═══ Exercise inputs

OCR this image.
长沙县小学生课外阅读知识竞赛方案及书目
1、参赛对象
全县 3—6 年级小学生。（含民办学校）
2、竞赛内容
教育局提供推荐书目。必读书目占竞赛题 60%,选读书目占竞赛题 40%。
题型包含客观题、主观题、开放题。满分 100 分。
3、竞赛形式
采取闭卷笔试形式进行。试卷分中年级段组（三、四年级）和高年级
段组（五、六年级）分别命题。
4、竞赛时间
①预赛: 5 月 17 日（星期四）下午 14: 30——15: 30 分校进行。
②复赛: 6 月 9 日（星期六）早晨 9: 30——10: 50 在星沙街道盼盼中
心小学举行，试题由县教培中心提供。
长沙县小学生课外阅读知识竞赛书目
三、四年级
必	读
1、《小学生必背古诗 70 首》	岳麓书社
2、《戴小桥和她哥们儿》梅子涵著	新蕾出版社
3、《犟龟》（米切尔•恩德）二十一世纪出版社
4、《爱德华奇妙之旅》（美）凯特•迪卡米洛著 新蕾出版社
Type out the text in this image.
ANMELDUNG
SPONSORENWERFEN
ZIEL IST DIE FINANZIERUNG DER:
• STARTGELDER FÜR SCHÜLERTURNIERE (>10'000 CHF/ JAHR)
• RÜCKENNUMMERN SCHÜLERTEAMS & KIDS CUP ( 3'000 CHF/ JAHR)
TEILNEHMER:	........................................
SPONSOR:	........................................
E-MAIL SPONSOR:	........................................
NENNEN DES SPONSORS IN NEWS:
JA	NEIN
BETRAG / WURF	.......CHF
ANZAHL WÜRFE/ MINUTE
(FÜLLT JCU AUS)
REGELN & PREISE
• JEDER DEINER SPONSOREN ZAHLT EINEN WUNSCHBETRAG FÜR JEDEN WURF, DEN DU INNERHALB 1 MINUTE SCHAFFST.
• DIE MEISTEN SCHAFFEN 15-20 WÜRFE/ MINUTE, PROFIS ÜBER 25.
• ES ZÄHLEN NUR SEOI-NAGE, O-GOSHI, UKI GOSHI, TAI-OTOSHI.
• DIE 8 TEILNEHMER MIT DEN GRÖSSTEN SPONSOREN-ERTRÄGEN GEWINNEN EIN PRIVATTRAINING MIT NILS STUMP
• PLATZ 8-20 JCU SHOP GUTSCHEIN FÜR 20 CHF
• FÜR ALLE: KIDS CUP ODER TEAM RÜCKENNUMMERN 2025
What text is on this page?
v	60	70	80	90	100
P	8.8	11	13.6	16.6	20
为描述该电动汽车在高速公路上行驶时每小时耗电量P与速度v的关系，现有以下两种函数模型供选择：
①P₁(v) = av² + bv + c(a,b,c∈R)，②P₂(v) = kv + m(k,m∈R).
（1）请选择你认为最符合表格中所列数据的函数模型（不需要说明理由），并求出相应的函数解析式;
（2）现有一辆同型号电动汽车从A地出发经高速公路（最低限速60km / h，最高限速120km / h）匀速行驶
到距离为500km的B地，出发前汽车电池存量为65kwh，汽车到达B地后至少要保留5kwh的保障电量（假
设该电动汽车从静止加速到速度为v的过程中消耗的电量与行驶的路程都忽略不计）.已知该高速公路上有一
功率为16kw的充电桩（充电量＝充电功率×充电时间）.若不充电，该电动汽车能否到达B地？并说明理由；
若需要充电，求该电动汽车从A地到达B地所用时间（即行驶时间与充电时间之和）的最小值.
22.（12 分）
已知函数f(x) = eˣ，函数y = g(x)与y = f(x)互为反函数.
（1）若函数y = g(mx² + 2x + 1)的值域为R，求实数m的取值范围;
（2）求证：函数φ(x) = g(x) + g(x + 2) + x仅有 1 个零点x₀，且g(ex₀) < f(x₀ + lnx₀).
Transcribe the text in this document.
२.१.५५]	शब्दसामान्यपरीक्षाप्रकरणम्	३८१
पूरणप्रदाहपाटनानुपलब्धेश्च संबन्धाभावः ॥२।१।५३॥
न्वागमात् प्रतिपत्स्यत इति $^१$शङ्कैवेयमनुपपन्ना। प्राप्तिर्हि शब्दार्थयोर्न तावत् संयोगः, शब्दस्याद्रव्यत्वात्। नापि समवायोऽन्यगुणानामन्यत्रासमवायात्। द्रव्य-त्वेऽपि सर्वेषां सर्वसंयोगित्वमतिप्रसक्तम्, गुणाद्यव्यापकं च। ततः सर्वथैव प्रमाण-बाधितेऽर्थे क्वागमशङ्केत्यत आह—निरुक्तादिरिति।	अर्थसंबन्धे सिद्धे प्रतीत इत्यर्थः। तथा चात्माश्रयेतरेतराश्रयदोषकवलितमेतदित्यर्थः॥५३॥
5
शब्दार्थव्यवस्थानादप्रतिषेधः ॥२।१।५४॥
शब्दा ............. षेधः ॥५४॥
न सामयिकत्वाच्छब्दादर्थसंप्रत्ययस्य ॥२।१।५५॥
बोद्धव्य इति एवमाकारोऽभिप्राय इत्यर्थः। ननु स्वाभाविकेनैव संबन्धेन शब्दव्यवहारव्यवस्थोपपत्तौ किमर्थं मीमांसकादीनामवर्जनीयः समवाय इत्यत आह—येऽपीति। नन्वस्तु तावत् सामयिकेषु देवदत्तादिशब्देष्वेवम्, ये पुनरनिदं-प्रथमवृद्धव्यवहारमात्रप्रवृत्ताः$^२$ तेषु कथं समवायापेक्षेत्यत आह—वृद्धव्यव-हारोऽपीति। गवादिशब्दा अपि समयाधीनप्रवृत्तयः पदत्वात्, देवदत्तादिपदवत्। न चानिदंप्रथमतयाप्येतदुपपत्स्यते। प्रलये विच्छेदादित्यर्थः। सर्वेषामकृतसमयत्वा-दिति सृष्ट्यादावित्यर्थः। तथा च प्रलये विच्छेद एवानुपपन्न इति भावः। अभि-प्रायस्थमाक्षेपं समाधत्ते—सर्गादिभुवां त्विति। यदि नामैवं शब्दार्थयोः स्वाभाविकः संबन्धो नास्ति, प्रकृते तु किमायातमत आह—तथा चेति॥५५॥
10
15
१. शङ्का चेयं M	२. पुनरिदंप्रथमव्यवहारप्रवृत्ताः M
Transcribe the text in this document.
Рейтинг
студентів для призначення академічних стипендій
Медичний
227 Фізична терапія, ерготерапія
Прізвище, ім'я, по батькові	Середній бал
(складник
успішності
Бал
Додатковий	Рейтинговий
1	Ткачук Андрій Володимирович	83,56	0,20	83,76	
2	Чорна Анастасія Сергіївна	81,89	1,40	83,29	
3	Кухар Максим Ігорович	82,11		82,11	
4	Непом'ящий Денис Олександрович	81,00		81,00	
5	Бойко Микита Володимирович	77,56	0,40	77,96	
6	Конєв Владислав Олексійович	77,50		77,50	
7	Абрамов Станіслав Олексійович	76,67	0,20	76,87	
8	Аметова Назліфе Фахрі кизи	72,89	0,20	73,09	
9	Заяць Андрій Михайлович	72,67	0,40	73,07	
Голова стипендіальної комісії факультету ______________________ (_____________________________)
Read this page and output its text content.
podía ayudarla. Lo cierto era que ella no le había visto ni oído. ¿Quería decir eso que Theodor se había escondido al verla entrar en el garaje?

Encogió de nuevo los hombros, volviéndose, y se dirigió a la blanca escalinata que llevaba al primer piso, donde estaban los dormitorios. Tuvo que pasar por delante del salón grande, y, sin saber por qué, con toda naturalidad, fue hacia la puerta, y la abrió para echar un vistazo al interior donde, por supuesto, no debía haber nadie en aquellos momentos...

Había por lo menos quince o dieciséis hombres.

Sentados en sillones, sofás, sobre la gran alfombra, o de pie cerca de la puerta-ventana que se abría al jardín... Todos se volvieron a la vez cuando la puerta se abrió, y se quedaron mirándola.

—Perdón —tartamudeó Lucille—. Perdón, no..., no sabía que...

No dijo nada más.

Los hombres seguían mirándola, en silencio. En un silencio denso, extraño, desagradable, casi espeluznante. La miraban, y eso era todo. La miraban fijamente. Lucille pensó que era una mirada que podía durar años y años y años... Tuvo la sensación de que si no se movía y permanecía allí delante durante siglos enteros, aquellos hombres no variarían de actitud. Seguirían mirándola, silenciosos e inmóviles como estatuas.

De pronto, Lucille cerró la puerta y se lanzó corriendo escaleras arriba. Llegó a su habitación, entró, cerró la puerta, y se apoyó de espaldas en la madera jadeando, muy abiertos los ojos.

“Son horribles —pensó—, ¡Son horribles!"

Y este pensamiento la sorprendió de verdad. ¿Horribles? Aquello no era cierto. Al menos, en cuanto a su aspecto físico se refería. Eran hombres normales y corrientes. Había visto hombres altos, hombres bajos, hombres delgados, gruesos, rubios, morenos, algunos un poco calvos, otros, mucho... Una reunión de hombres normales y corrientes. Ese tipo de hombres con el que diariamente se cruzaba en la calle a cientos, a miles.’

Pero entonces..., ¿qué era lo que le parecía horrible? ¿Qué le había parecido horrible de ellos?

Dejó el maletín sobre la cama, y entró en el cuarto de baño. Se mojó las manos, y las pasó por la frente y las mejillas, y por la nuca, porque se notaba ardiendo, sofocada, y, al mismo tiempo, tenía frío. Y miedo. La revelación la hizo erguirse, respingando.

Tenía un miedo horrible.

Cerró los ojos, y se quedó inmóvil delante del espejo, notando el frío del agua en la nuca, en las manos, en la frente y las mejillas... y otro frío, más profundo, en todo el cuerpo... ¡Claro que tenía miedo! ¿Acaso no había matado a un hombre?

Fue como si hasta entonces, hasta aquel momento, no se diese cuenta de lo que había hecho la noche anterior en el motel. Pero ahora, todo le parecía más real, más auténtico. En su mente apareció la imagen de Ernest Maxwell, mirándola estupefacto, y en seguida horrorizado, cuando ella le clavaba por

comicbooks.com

══════

▸ **Challenge**:
Every line that holds the string "TEILNEHMER" should be returned.

▸ **The reply**:
TEILNEHMER:	........................................
• DIE 8 TEILNEHMER MIT DEN GRÖSSTEN SPONSOREN-ERTRÄGEN GEWINNEN EIN PRIVATTRAINING MIT NILS STUMP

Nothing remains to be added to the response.